• [To be done] Set down each entry from the block beneath, exactly as written.
----- Input -----
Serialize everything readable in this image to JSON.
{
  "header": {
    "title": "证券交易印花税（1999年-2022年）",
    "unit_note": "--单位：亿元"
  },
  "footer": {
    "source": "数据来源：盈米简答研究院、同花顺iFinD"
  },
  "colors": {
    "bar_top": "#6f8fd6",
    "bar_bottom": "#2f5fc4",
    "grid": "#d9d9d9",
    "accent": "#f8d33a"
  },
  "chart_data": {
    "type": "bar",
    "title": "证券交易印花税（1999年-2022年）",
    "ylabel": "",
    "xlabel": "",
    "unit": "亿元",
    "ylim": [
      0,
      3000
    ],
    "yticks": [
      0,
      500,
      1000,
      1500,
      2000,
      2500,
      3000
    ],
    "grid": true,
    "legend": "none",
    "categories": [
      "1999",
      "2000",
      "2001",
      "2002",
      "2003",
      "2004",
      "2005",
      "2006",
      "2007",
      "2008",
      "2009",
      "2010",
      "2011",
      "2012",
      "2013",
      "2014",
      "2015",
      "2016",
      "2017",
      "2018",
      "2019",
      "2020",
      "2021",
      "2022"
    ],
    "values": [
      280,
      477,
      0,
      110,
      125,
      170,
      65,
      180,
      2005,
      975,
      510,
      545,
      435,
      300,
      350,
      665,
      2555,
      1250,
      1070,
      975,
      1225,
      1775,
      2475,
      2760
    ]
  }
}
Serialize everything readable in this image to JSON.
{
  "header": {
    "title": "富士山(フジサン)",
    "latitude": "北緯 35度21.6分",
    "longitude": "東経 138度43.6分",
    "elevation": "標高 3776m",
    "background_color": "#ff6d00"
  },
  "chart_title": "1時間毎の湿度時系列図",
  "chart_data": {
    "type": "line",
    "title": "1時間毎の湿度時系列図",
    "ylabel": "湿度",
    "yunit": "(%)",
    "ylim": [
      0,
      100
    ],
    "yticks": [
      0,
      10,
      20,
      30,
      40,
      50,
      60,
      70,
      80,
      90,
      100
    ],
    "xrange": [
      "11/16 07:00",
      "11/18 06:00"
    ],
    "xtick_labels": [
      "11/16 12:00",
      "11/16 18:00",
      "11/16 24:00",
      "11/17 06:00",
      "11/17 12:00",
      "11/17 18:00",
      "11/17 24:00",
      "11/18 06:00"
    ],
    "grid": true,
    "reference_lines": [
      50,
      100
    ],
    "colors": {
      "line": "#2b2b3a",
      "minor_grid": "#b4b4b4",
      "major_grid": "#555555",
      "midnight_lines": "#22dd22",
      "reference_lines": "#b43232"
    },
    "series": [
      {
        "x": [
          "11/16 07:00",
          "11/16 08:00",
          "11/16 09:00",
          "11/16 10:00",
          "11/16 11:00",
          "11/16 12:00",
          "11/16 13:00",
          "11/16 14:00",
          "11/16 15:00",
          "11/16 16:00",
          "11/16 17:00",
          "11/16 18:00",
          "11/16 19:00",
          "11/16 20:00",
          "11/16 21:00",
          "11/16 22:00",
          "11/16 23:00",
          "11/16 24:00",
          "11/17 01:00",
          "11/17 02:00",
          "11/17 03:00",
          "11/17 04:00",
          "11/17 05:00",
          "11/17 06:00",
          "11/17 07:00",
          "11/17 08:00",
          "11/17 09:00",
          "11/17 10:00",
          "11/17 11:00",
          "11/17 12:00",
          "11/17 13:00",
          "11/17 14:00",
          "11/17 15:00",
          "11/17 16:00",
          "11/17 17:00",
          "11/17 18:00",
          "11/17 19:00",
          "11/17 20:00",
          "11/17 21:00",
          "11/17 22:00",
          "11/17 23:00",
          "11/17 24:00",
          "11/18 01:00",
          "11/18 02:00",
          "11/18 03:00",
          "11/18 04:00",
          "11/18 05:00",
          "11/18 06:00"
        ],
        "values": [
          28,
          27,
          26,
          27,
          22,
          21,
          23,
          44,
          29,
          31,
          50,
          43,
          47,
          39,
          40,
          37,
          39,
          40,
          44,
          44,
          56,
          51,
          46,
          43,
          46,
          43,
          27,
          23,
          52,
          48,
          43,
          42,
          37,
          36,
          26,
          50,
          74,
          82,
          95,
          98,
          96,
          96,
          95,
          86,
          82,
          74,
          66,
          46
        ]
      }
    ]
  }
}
-----
• [Exercise result]
Serialize everything readable in this image to JSON.
{
  "header": {
    "title": "证券交易印花税（1999年-2022年）",
    "unit_note": "--单位：亿元"
  },
  "footer": {
    "source": "数据来源：盈米简答研究院、同花顺iFinD"
  },
  "colors": {
    "bar_top": "#6f8fd6",
    "bar_bottom": "#2f5fc4",
    "grid": "#d9d9d9",
    "accent": "#f8d33a"
  },
  "chart_data": {
    "type": "bar",
    "title": "证券交易印花税（1999年-2022年）",
    "ylabel": "",
    "xlabel": "",
    "unit": "亿元",
    "ylim": [
      0,
      3000
    ],
    "yticks": [
      0,
      500,
      1000,
      1500,
      2000,
      2500,
      3000
    ],
    "grid": true,
    "legend": "none",
    "categories": [
      "1999",
      "2000",
      "2001",
      "2002",
      "2003",
      "2004",
      "2005",
      "2006",
      "2007",
      "2008",
      "2009",
      "2010",
      "2011",
      "2012",
      "2013",
      "2014",
      "2015",
      "2016",
      "2017",
      "2018",
      "2019",
      "2020",
      "2021",
      "2022"
    ],
    "values": [
      280,
      477,
      0,
      110,
      125,
      170,
      65,
      180,
      2005,
      975,
      510,
      545,
      435,
      300,
      350,
      665,
      2555,
      1250,
      1070,
      975,
      1225,
      1775,
      2475,
      2760
    ]
  }
}
Serialize everything readable in this image to JSON.
{
  "header": {
    "title": "富士山(フジサン)",
    "latitude": "北緯 35度21.6分",
    "longitude": "東経 138度43.6分",
    "elevation": "標高 3776m",
    "background_color": "#ff6d00"
  },
  "chart_title": "1時間毎の湿度時系列図",
  "chart_data": {
    "type": "line",
    "title": "1時間毎の湿度時系列図",
    "ylabel": "湿度",
    "yunit": "(%)",
    "ylim": [
      0,
      100
    ],
    "yticks": [
      0,
      10,
      20,
      30,
      40,
      50,
      60,
      70,
      80,
      90,
      100
    ],
    "xrange": [
      "11/16 07:00",
      "11/18 06:00"
    ],
    "xtick_labels": [
      "11/16 12:00",
      "11/16 18:00",
      "11/16 24:00",
      "11/17 06:00",
      "11/17 12:00",
      "11/17 18:00",
      "11/17 24:00",
      "11/18 06:00"
    ],
    "grid": true,
    "reference_lines": [
      50,
      100
    ],
    "colors": {
      "line": "#2b2b3a",
      "minor_grid": "#b4b4b4",
      "major_grid": "#555555",
      "midnight_lines": "#22dd22",
      "reference_lines": "#b43232"
    },
    "series": [
      {
        "x": [
          "11/16 07:00",
          "11/16 08:00",
          "11/16 09:00",
          "11/16 10:00",
          "11/16 11:00",
          "11/16 12:00",
          "11/16 13:00",
          "11/16 14:00",
          "11/16 15:00",
          "11/16 16:00",
          "11/16 17:00",
          "11/16 18:00",
          "11/16 19:00",
          "11/16 20:00",
          "11/16 21:00",
          "11/16 22:00",
          "11/16 23:00",
          "11/16 24:00",
          "11/17 01:00",
          "11/17 02:00",
          "11/17 03:00",
          "11/17 04:00",
          "11/17 05:00",
          "11/17 06:00",
          "11/17 07:00",
          "11/17 08:00",
          "11/17 09:00",
          "11/17 10:00",
          "11/17 11:00",
          "11/17 12:00",
          "11/17 13:00",
          "11/17 14:00",
          "11/17 15:00",
          "11/17 16:00",
          "11/17 17:00",
          "11/17 18:00",
          "11/17 19:00",
          "11/17 20:00",
          "11/17 21:00",
          "11/17 22:00",
          "11/17 23:00",
          "11/17 24:00",
          "11/18 01:00",
          "11/18 02:00",
          "11/18 03:00",
          "11/18 04:00",
          "11/18 05:00",
          "11/18 06:00"
        ],
        "values": [
          28,
          27,
          26,
          27,
          22,
          21,
          23,
          44,
          29,
          31,
          50,
          43,
          47,
          39,
          40,
          37,
          39,
          40,
          44,
          44,
          56,
          51,
          46,
          43,
          46,
          43,
          27,
          23,
          52,
          48,
          43,
          42,
          37,
          36,
          26,
          50,
          74,
          82,
          95,
          98,
          96,
          96,
          95,
          86,
          82,
          74,
          66,
          46
        ]
      }
    ]
  }
}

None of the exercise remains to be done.